Exercise |
Copy each line of the entries that contains the word "this".

Records shown |
##############################
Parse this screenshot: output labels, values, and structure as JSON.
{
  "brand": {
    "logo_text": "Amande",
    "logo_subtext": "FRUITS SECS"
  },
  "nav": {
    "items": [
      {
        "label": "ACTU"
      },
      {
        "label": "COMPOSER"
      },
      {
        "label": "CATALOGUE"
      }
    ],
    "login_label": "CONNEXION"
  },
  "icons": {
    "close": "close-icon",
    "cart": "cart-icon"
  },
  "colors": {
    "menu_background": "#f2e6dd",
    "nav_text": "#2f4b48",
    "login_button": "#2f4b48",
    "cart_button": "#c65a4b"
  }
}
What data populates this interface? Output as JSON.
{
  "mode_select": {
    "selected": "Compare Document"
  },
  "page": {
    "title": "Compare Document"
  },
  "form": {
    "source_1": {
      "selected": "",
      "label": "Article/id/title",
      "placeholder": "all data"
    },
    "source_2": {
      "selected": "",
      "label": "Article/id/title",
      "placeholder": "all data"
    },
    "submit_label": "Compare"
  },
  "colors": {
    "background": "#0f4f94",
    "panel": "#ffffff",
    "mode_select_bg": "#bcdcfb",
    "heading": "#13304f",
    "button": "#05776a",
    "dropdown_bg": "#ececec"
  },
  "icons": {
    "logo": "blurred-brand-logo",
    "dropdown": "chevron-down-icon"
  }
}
##############################
Reply |
Parse this screenshot: output labels, values, and structure as JSON.
What data populates this interface? Output as JSON.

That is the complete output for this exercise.